BEGIN Raw records

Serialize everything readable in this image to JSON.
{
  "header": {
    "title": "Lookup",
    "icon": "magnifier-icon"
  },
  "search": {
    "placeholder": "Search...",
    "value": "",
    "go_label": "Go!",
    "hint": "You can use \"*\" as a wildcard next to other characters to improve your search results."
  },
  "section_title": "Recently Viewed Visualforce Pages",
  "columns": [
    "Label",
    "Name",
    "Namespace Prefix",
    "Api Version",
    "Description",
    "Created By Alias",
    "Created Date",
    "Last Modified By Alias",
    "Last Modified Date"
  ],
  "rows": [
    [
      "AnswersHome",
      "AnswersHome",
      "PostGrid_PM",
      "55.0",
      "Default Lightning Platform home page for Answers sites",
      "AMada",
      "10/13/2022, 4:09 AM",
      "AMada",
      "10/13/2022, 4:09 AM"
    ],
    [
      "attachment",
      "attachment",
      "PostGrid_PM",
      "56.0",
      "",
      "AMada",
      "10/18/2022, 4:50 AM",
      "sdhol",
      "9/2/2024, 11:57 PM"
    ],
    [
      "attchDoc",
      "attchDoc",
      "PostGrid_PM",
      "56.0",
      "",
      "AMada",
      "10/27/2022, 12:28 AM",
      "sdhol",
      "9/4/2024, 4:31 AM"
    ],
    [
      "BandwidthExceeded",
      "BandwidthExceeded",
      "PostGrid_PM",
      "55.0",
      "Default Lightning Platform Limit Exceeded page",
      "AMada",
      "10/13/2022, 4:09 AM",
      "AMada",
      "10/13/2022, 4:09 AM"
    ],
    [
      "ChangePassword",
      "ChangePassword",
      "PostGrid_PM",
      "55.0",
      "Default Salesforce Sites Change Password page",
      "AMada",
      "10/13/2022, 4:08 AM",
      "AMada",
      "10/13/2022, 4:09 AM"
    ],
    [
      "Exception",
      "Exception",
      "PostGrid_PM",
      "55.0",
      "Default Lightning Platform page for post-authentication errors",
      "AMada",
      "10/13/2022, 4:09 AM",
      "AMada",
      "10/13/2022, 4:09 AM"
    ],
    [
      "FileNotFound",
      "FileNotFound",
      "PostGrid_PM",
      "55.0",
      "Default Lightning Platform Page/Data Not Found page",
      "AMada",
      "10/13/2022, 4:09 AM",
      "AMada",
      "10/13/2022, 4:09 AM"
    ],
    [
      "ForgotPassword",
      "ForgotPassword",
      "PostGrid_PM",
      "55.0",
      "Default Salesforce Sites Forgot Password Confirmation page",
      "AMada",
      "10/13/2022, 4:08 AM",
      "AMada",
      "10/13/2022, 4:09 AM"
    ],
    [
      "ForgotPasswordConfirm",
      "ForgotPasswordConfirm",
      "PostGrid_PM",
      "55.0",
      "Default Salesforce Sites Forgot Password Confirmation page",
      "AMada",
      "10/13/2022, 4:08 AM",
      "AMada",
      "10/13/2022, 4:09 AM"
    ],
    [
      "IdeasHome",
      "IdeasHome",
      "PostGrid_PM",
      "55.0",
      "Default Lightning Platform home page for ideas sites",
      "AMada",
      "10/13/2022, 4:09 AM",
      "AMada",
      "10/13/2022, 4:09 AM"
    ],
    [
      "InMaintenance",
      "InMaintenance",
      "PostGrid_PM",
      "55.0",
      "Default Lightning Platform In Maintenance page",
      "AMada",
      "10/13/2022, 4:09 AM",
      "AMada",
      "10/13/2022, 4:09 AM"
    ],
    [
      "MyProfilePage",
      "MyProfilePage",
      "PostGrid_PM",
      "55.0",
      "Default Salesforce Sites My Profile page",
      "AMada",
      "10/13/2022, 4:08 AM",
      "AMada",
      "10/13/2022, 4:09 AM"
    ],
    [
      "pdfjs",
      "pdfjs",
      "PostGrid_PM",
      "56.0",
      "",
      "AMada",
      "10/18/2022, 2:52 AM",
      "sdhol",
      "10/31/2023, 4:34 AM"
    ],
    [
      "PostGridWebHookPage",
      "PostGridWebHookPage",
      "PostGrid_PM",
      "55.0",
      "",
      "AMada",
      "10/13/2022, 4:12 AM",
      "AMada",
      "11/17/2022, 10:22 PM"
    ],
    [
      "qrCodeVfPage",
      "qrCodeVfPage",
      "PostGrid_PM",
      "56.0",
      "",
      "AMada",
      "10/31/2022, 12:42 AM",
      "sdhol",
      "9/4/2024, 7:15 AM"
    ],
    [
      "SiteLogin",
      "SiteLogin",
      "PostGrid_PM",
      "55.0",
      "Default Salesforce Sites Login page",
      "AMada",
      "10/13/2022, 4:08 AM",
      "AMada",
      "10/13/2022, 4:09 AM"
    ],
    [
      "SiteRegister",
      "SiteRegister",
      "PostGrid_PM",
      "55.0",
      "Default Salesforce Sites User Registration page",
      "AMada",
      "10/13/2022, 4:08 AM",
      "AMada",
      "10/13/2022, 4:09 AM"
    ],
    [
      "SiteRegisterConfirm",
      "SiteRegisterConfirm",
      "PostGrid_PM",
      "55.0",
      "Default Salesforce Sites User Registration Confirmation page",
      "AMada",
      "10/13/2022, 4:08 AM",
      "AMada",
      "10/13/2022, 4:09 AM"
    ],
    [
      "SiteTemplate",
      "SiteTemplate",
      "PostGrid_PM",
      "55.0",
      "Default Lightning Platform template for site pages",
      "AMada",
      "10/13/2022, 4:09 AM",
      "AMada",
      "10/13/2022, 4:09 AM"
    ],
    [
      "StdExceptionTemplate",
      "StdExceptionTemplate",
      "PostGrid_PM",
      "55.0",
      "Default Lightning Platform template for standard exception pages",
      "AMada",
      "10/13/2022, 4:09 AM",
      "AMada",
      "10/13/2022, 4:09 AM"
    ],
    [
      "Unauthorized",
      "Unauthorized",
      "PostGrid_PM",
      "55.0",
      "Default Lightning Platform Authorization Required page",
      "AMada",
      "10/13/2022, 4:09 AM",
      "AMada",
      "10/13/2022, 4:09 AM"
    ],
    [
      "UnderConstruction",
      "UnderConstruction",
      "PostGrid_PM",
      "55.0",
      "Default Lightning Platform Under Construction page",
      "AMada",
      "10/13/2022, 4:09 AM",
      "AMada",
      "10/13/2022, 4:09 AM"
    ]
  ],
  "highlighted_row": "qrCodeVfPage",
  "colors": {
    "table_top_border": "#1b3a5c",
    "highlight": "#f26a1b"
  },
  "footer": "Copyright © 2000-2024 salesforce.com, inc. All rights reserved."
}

END Raw records

Each entry is to be returned in full, character for character.

Serialize everything readable in this image to JSON.
{
  "header": {
    "title": "Lookup",
    "icon": "magnifier-icon"
  },
  "search": {
    "placeholder": "Search...",
    "value": "",
    "go_label": "Go!",
    "hint": "You can use \"*\" as a wildcard next to other characters to improve your search results."
  },
  "section_title": "Recently Viewed Visualforce Pages",
  "columns": [
    "Label",
    "Name",
    "Namespace Prefix",
    "Api Version",
    "Description",
    "Created By Alias",
    "Created Date",
    "Last Modified By Alias",
    "Last Modified Date"
  ],
  "rows": [
    [
      "AnswersHome",
      "AnswersHome",
      "PostGrid_PM",
      "55.0",
      "Default Lightning Platform home page for Answers sites",
      "AMada",
      "10/13/2022, 4:09 AM",
      "AMada",
      "10/13/2022, 4:09 AM"
    ],
    [
      "attachment",
      "attachment",
      "PostGrid_PM",
      "56.0",
      "",
      "AMada",
      "10/18/2022, 4:50 AM",
      "sdhol",
      "9/2/2024, 11:57 PM"
    ],
    [
      "attchDoc",
      "attchDoc",
      "PostGrid_PM",
      "56.0",
      "",
      "AMada",
      "10/27/2022, 12:28 AM",
      "sdhol",
      "9/4/2024, 4:31 AM"
    ],
    [
      "BandwidthExceeded",
      "BandwidthExceeded",
      "PostGrid_PM",
      "55.0",
      "Default Lightning Platform Limit Exceeded page",
      "AMada",
      "10/13/2022, 4:09 AM",
      "AMada",
      "10/13/2022, 4:09 AM"
    ],
    [
      "ChangePassword",
      "ChangePassword",
      "PostGrid_PM",
      "55.0",
      "Default Salesforce Sites Change Password page",
      "AMada",
      "10/13/2022, 4:08 AM",
      "AMada",
      "10/13/2022, 4:09 AM"
    ],
    [
      "Exception",
      "Exception",
      "PostGrid_PM",
      "55.0",
      "Default Lightning Platform page for post-authentication errors",
      "AMada",
      "10/13/2022, 4:09 AM",
      "AMada",
      "10/13/2022, 4:09 AM"
    ],
    [
      "FileNotFound",
      "FileNotFound",
      "PostGrid_PM",
      "55.0",
      "Default Lightning Platform Page/Data Not Found page",
      "AMada",
      "10/13/2022, 4:09 AM",
      "AMada",
      "10/13/2022, 4:09 AM"
    ],
    [
      "ForgotPassword",
      "ForgotPassword",
      "PostGrid_PM",
      "55.0",
      "Default Salesforce Sites Forgot Password Confirmation page",
      "AMada",
      "10/13/2022, 4:08 AM",
      "AMada",
      "10/13/2022, 4:09 AM"
    ],
    [
      "ForgotPasswordConfirm",
      "ForgotPasswordConfirm",
      "PostGrid_PM",
      "55.0",
      "Default Salesforce Sites Forgot Password Confirmation page",
      "AMada",
      "10/13/2022, 4:08 AM",
      "AMada",
      "10/13/2022, 4:09 AM"
    ],
    [
      "IdeasHome",
      "IdeasHome",
      "PostGrid_PM",
      "55.0",
      "Default Lightning Platform home page for ideas sites",
      "AMada",
      "10/13/2022, 4:09 AM",
      "AMada",
      "10/13/2022, 4:09 AM"
    ],
    [
      "InMaintenance",
      "InMaintenance",
      "PostGrid_PM",
      "55.0",
      "Default Lightning Platform In Maintenance page",
      "AMada",
      "10/13/2022, 4:09 AM",
      "AMada",
      "10/13/2022, 4:09 AM"
    ],
    [
      "MyProfilePage",
      "MyProfilePage",
      "PostGrid_PM",
      "55.0",
      "Default Salesforce Sites My Profile page",
      "AMada",
      "10/13/2022, 4:08 AM",
      "AMada",
      "10/13/2022, 4:09 AM"
    ],
    [
      "pdfjs",
      "pdfjs",
      "PostGrid_PM",
      "56.0",
      "",
      "AMada",
      "10/18/2022, 2:52 AM",
      "sdhol",
      "10/31/2023, 4:34 AM"
    ],
    [
      "PostGridWebHookPage",
      "PostGridWebHookPage",
      "PostGrid_PM",
      "55.0",
      "",
      "AMada",
      "10/13/2022, 4:12 AM",
      "AMada",
      "11/17/2022, 10:22 PM"
    ],
    [
      "qrCodeVfPage",
      "qrCodeVfPage",
      "PostGrid_PM",
      "56.0",
      "",
      "AMada",
      "10/31/2022, 12:42 AM",
      "sdhol",
      "9/4/2024, 7:15 AM"
    ],
    [
      "SiteLogin",
      "SiteLogin",
      "PostGrid_PM",
      "55.0",
      "Default Salesforce Sites Login page",
      "AMada",
      "10/13/2022, 4:08 AM",
      "AMada",
      "10/13/2022, 4:09 AM"
    ],
    [
      "SiteRegister",
      "SiteRegister",
      "PostGrid_PM",
      "55.0",
      "Default Salesforce Sites User Registration page",
      "AMada",
      "10/13/2022, 4:08 AM",
      "AMada",
      "10/13/2022, 4:09 AM"
    ],
    [
      "SiteRegisterConfirm",
      "SiteRegisterConfirm",
      "PostGrid_PM",
      "55.0",
      "Default Salesforce Sites User Registration Confirmation page",
      "AMada",
      "10/13/2022, 4:08 AM",
      "AMada",
      "10/13/2022, 4:09 AM"
    ],
    [
      "SiteTemplate",
      "SiteTemplate",
      "PostGrid_PM",
      "55.0",
      "Default Lightning Platform template for site pages",
      "AMada",
      "10/13/2022, 4:09 AM",
      "AMada",
      "10/13/2022, 4:09 AM"
    ],
    [
      "StdExceptionTemplate",
      "StdExceptionTemplate",
      "PostGrid_PM",
      "55.0",
      "Default Lightning Platform template for standard exception pages",
      "AMada",
      "10/13/2022, 4:09 AM",
      "AMada",
      "10/13/2022, 4:09 AM"
    ],
    [
      "Unauthorized",
      "Unauthorized",
      "PostGrid_PM",
      "55.0",
      "Default Lightning Platform Authorization Required page",
      "AMada",
      "10/13/2022, 4:09 AM",
      "AMada",
      "10/13/2022, 4:09 AM"
    ],
    [
      "UnderConstruction",
      "UnderConstruction",
      "PostGrid_PM",
      "55.0",
      "Default Lightning Platform Under Construction page",
      "AMada",
      "10/13/2022, 4:09 AM",
      "AMada",
      "10/13/2022, 4:09 AM"
    ]
  ],
  "highlighted_row": "qrCodeVfPage",
  "colors": {
    "table_top_border": "#1b3a5c",
    "highlight": "#f26a1b"
  },
  "footer": "Copyright © 2000-2024 salesforce.com, inc. All rights reserved."
}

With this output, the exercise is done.